◆ **Short task**
Each line of the material must be repeated precisely, with the pictures left out.

(Recorded data)
## begin

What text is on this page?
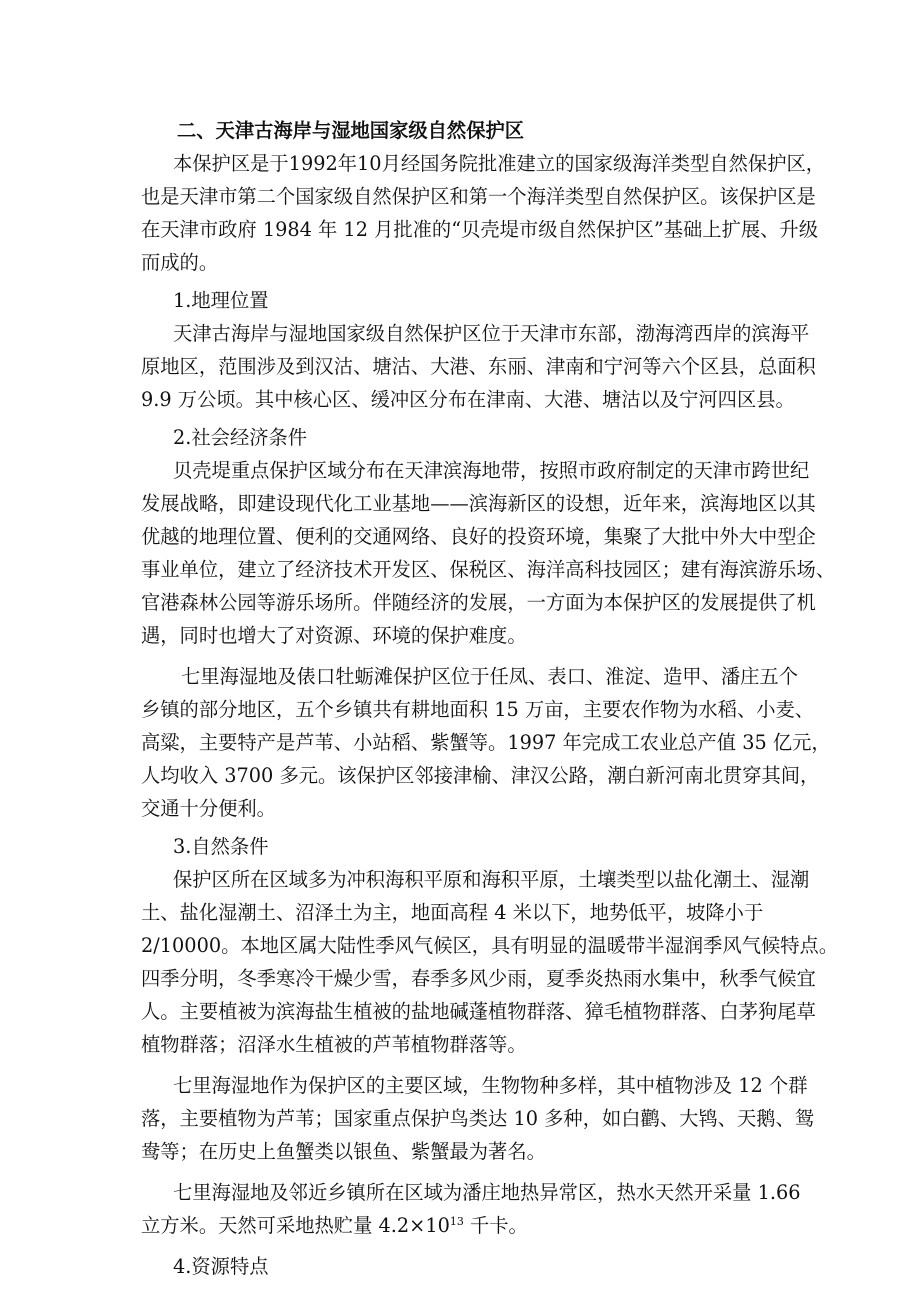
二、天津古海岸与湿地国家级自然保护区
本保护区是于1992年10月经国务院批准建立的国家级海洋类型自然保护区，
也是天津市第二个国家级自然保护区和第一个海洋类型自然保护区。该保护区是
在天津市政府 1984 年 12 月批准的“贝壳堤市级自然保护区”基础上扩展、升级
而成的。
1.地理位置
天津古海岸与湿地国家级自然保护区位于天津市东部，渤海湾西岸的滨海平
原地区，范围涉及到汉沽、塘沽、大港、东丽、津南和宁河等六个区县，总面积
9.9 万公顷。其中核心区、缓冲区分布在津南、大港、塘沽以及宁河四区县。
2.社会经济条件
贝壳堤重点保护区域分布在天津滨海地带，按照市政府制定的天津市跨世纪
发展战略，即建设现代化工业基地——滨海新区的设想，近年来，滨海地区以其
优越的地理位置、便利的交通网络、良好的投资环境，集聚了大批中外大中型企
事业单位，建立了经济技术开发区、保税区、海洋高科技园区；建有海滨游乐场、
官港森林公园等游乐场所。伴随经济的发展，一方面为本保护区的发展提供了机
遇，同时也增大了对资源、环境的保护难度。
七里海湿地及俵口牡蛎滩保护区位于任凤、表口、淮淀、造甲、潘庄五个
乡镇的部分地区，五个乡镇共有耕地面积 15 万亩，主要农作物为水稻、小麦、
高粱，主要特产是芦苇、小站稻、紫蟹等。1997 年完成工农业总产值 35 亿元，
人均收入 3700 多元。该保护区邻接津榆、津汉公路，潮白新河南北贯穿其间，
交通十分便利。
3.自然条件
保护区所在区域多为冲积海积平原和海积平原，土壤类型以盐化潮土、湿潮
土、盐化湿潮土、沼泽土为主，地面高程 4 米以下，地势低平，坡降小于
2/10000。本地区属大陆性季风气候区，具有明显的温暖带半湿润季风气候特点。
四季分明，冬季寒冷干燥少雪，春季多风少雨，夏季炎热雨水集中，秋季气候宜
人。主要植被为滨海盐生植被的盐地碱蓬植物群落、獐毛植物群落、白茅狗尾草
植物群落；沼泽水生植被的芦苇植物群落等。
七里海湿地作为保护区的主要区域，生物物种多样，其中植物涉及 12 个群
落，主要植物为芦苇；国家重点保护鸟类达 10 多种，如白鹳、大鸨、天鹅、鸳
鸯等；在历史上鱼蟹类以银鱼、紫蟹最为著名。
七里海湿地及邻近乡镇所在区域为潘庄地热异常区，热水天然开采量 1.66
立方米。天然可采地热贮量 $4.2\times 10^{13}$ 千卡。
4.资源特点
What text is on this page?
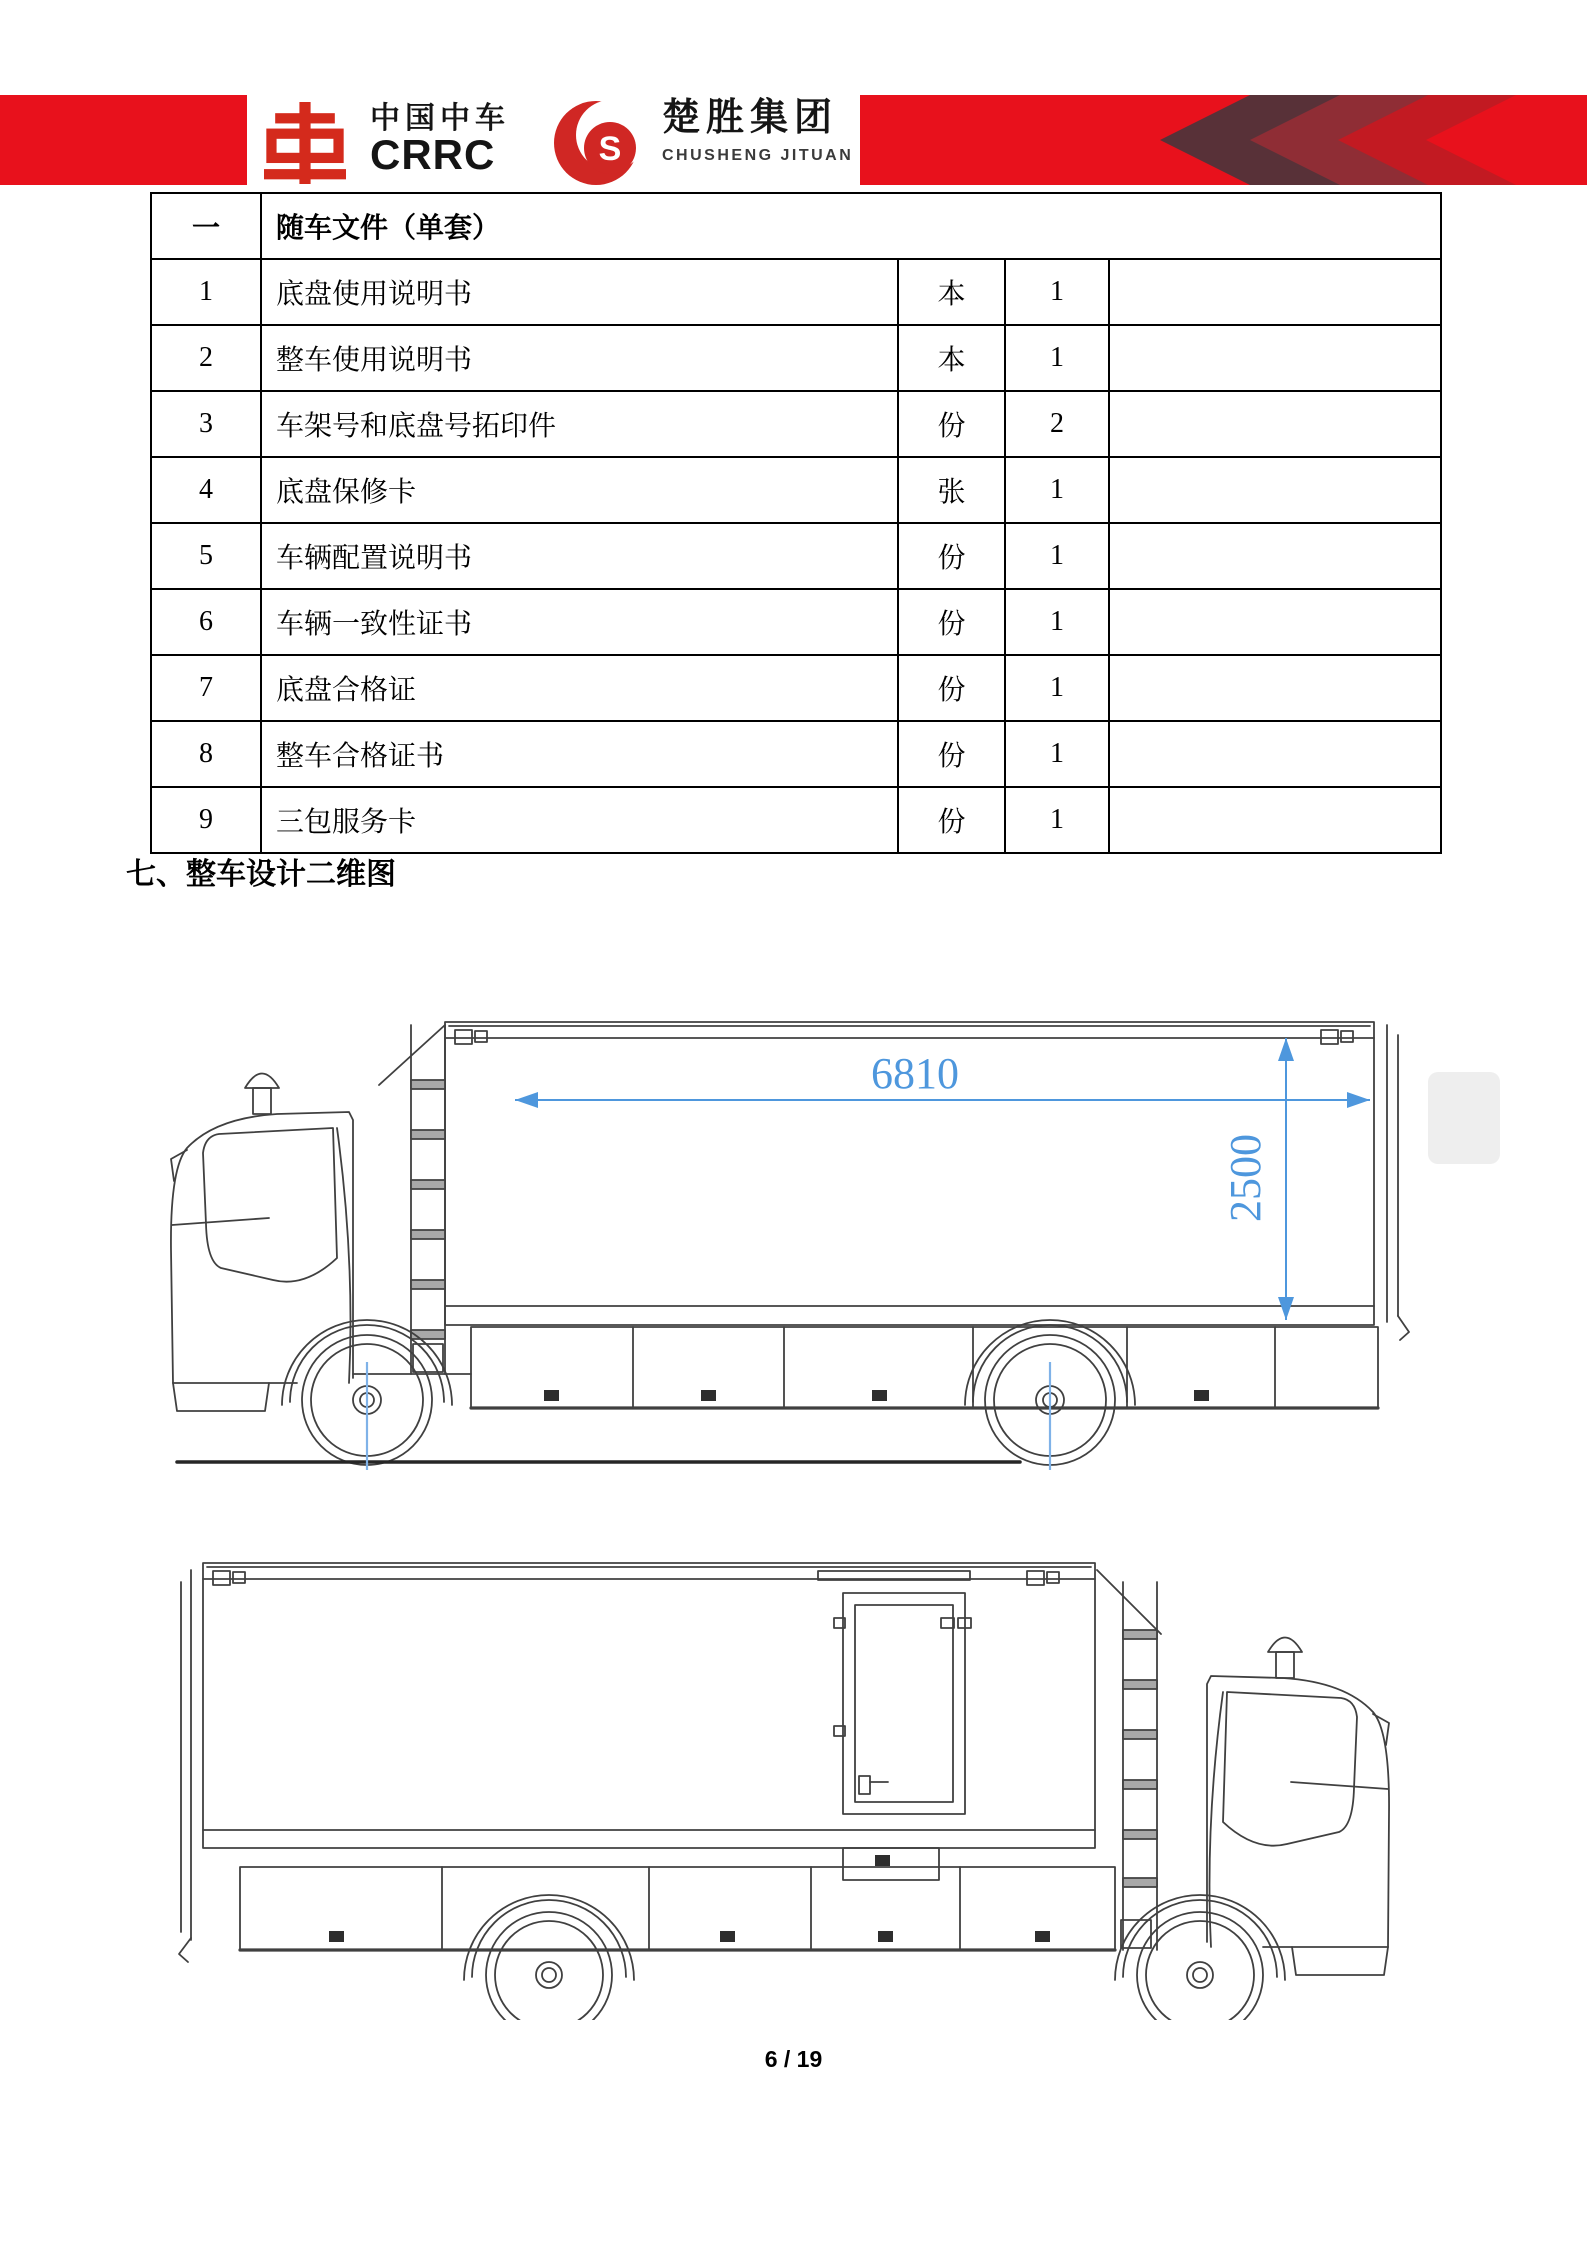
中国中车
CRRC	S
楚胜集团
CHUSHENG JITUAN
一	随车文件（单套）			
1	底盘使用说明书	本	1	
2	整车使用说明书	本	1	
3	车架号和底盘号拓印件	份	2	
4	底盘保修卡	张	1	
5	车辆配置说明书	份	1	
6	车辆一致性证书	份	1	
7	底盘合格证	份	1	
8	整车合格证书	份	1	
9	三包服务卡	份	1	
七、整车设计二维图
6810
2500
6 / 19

## end

◆ **Full response**
What text is on this page?
二、天津古海岸与湿地国家级自然保护区
本保护区是于1992年10月经国务院批准建立的国家级海洋类型自然保护区，
也是天津市第二个国家级自然保护区和第一个海洋类型自然保护区。该保护区是
在天津市政府 1984 年 12 月批准的“贝壳堤市级自然保护区”基础上扩展、升级
而成的。
1.地理位置
天津古海岸与湿地国家级自然保护区位于天津市东部，渤海湾西岸的滨海平
原地区，范围涉及到汉沽、塘沽、大港、东丽、津南和宁河等六个区县，总面积
9.9 万公顷。其中核心区、缓冲区分布在津南、大港、塘沽以及宁河四区县。
2.社会经济条件
贝壳堤重点保护区域分布在天津滨海地带，按照市政府制定的天津市跨世纪
发展战略，即建设现代化工业基地——滨海新区的设想，近年来，滨海地区以其
优越的地理位置、便利的交通网络、良好的投资环境，集聚了大批中外大中型企
事业单位，建立了经济技术开发区、保税区、海洋高科技园区；建有海滨游乐场、
官港森林公园等游乐场所。伴随经济的发展，一方面为本保护区的发展提供了机
遇，同时也增大了对资源、环境的保护难度。
七里海湿地及俵口牡蛎滩保护区位于任凤、表口、淮淀、造甲、潘庄五个
乡镇的部分地区，五个乡镇共有耕地面积 15 万亩，主要农作物为水稻、小麦、
高粱，主要特产是芦苇、小站稻、紫蟹等。1997 年完成工农业总产值 35 亿元，
人均收入 3700 多元。该保护区邻接津榆、津汉公路，潮白新河南北贯穿其间，
交通十分便利。
3.自然条件
保护区所在区域多为冲积海积平原和海积平原，土壤类型以盐化潮土、湿潮
土、盐化湿潮土、沼泽土为主，地面高程 4 米以下，地势低平，坡降小于
2/10000。本地区属大陆性季风气候区，具有明显的温暖带半湿润季风气候特点。
四季分明，冬季寒冷干燥少雪，春季多风少雨，夏季炎热雨水集中，秋季气候宜
人。主要植被为滨海盐生植被的盐地碱蓬植物群落、獐毛植物群落、白茅狗尾草
植物群落；沼泽水生植被的芦苇植物群落等。
七里海湿地作为保护区的主要区域，生物物种多样，其中植物涉及 12 个群
落，主要植物为芦苇；国家重点保护鸟类达 10 多种，如白鹳、大鸨、天鹅、鸳
鸯等；在历史上鱼蟹类以银鱼、紫蟹最为著名。
七里海湿地及邻近乡镇所在区域为潘庄地热异常区，热水天然开采量 1.66
立方米。天然可采地热贮量 $4.2\times 10^{13}$ 千卡。
4.资源特点
What text is on this page?
中国中车
CRRC	S
楚胜集团
CHUSHENG JITUAN
一	随车文件（单套）			
1	底盘使用说明书	本	1	
2	整车使用说明书	本	1	
3	车架号和底盘号拓印件	份	2	
4	底盘保修卡	张	1	
5	车辆配置说明书	份	1	
6	车辆一致性证书	份	1	
7	底盘合格证	份	1	
8	整车合格证书	份	1	
9	三包服务卡	份	1	
七、整车设计二维图
6810
2500
6 / 19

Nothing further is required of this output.